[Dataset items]
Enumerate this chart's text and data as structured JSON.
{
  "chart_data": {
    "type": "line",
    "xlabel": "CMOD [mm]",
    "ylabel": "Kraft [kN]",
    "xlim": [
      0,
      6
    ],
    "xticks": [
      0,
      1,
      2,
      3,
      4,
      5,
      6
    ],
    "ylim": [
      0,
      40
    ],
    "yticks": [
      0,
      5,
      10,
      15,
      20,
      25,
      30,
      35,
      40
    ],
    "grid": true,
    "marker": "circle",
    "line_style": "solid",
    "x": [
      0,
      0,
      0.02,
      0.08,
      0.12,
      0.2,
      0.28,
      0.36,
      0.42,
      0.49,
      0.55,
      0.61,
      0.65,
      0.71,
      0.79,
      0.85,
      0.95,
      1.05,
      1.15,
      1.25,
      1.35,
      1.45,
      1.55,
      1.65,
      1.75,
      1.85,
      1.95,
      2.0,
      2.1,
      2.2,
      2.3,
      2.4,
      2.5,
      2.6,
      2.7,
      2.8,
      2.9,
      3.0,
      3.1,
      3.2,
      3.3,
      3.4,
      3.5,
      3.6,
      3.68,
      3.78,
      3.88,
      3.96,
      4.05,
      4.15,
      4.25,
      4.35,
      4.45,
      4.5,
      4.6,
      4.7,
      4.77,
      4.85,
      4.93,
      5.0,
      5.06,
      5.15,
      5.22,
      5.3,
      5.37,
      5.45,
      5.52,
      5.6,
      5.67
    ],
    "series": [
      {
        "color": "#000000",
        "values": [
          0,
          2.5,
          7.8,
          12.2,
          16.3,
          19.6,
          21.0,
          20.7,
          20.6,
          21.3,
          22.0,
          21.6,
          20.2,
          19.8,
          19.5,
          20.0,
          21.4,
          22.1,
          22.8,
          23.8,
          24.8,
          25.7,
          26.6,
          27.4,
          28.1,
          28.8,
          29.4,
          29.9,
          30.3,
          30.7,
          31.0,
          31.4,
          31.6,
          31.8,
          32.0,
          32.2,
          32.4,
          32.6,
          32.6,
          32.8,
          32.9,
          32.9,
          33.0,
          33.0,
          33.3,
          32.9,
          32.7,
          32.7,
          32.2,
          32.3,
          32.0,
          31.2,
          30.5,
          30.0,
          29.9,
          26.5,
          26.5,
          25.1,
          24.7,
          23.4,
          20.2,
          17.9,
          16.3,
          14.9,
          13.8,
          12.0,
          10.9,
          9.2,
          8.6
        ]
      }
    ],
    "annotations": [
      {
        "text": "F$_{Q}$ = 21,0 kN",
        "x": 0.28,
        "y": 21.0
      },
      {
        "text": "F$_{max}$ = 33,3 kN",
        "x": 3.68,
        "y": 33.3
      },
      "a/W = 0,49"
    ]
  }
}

» **WHAT YOU SHOULD DO**:
Only a number is wanted here: how many lines in the data above include the string "text"?

» **TASK ANSWER**:
3